_PARTS OF THE EXERCISE_:
1 - From the horsemanship passage below, extract the text from "This is why" to "experienced horse person.", copying it without any changes.
2 - According to the horsemanship passage below, why does the author recommend spending time with the horse focused only on observing and feeling? Respond in one to three sentences.

** Start of PASSAGE **

The basis of good horsemanship

What is most important being with horses? Fairness, patience, leadership skills? The right method with the right techniques?
I think all of these are valid ideas. But for me, the basis is something different: Our awareness and our attentiveness. Not only for the big but especially for the subtle things. For nuances in body language - our own and the one of the horse. 

I find that if we become more aware of our behavior and the behavior of the horse, we observe us and we collect information. Which in return helps us to make good decisions - meaning decisions that enhance our training and our relationship with the horse. 

This is why I recommend to spend time with the horse just focusing on observing and feeling. Don't aim for something apart from attention and having a closer look than usual. I think that is beneficial no matter if you are a horsemanship newbie or an experienced horse person. 

You don't have to do anything, just be with your horse and ask yourself (some of) the following questions.

** End of PASSAGE **
** Start of PROVIDED MATERIAL **

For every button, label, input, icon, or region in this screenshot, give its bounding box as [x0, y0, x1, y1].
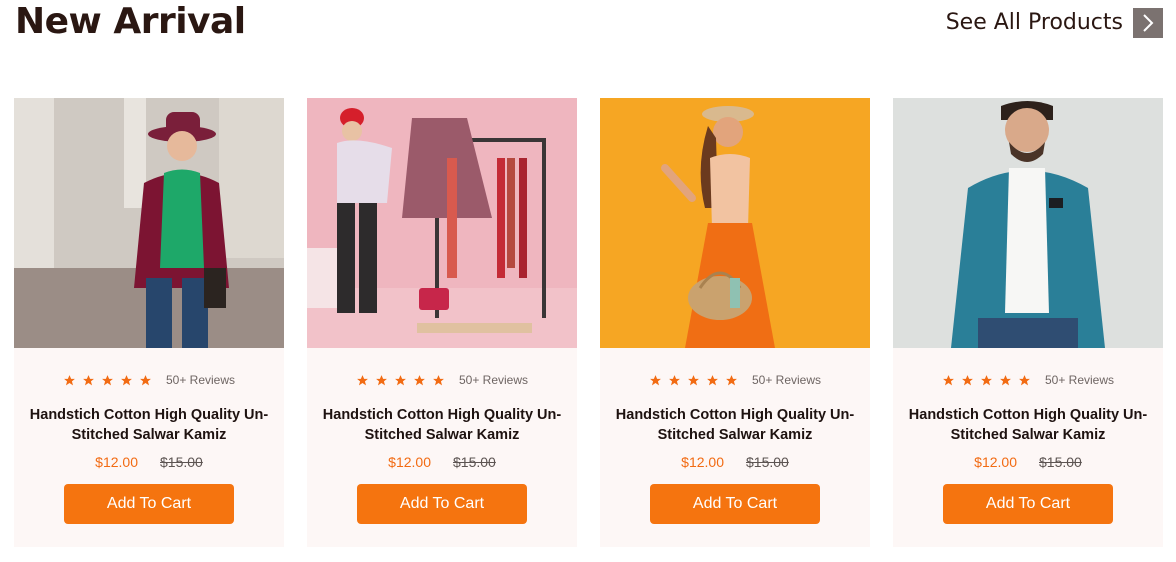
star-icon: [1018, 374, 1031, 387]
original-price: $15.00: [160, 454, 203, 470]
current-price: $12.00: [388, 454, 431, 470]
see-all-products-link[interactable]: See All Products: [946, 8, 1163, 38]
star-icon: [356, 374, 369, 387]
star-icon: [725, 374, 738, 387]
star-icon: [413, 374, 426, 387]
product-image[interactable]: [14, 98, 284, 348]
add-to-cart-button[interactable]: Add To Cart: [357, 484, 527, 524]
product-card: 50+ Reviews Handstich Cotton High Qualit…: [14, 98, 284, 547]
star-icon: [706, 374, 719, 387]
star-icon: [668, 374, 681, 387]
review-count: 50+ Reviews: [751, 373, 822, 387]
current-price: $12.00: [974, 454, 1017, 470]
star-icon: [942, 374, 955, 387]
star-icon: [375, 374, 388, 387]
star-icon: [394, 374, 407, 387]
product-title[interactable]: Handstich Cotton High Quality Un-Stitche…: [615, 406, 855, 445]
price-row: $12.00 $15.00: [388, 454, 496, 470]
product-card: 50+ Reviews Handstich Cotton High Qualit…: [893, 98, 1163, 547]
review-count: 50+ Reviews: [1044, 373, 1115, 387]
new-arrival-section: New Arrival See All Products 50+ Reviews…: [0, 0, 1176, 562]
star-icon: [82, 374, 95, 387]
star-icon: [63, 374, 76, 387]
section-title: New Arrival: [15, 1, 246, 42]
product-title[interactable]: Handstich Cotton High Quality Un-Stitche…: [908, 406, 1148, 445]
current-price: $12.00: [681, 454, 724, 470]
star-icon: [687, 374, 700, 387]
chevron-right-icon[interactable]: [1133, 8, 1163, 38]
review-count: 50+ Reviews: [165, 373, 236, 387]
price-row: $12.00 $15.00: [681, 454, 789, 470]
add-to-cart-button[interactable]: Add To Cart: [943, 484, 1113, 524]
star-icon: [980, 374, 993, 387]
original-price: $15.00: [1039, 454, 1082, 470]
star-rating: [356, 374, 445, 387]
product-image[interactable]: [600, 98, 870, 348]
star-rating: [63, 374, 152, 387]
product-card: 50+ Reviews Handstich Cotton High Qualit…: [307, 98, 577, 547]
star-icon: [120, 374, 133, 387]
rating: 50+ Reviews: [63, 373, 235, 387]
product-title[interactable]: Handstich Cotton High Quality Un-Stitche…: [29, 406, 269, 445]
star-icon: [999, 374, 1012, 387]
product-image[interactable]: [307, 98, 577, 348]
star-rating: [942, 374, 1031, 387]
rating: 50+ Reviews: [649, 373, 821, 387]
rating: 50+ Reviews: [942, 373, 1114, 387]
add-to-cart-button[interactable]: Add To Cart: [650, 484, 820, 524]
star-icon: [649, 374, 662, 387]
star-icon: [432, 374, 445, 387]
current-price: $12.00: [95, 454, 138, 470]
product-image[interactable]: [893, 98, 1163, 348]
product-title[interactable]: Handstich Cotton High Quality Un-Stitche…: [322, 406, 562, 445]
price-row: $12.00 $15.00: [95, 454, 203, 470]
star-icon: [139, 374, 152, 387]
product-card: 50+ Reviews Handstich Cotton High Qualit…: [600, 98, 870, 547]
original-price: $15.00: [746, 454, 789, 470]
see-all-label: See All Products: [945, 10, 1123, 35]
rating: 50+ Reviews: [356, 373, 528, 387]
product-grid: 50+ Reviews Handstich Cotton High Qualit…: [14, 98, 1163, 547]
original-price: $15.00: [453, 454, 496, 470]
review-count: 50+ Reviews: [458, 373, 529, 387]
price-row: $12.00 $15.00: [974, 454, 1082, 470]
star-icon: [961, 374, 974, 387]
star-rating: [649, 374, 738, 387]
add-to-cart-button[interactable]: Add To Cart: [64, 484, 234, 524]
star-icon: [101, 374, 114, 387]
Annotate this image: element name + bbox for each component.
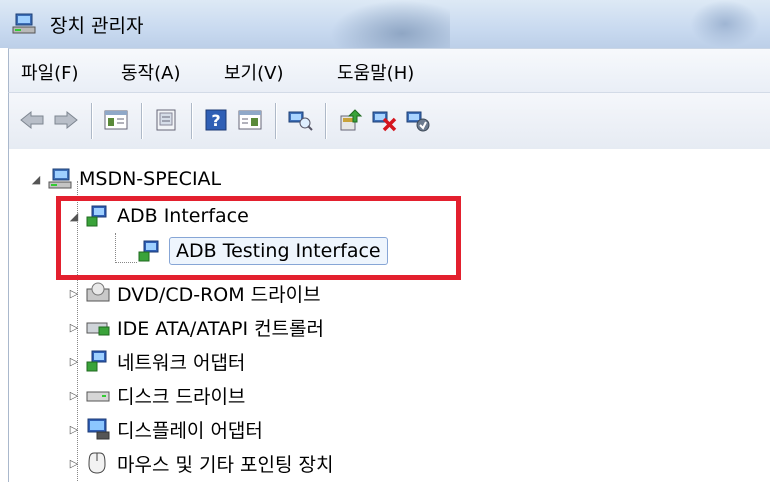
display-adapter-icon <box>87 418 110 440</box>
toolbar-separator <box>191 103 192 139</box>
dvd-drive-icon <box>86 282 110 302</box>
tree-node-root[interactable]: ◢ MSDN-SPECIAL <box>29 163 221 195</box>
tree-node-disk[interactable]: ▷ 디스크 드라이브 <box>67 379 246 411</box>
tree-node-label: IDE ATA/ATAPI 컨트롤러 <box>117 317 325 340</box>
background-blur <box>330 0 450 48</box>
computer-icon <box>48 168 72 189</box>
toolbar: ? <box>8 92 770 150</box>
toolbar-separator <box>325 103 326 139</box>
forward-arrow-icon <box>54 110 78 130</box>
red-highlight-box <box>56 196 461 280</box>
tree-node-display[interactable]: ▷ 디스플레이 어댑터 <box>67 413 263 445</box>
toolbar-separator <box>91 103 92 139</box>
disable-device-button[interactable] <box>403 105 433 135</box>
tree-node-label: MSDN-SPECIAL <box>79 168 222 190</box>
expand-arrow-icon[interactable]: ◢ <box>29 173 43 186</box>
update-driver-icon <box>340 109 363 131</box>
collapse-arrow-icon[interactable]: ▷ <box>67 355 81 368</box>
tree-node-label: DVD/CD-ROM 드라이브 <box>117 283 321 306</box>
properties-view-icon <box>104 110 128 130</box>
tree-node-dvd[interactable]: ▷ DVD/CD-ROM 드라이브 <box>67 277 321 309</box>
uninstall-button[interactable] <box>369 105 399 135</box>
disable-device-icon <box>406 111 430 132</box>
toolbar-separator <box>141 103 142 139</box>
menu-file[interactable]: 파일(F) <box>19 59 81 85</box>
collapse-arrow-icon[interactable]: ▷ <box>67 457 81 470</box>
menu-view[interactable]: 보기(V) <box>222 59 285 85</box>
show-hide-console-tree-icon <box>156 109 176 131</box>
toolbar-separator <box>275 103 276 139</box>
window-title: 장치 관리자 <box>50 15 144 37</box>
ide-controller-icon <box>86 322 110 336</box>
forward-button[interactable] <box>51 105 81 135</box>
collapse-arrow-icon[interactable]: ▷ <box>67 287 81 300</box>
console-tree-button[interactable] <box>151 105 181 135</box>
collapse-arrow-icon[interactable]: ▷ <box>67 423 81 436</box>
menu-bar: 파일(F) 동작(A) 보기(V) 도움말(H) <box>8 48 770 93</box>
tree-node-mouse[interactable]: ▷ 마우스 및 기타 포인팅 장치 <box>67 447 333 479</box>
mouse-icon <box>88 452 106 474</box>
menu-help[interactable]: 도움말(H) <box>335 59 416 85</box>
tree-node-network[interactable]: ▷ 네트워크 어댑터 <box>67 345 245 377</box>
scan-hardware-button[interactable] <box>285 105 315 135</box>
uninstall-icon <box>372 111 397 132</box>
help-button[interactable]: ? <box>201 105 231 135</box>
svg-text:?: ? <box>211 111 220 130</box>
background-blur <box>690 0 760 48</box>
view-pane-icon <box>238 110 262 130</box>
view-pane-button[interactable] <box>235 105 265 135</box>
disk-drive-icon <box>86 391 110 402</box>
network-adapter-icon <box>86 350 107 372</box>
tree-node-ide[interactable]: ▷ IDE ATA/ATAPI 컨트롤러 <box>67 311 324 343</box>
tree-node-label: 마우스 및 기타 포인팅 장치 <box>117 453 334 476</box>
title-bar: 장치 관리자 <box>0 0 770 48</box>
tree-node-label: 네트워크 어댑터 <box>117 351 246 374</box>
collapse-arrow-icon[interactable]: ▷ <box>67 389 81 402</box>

** End of PROVIDED MATERIAL **

_ANSWERS TO THE EXERCISE_:
1 -
This is why I recommend to spend time with the horse just focusing on observing and feeling. Don't aim for something apart from attention and having a closer look than usual. I think that is beneficial no matter if you are a horsemanship newbie or an experienced horse person.

2 - The author holds that becoming more aware of our own behavior and the horse's lets us observe and collect information. That information helps us make good decisions, meaning decisions that enhance our training and our relationship with the horse.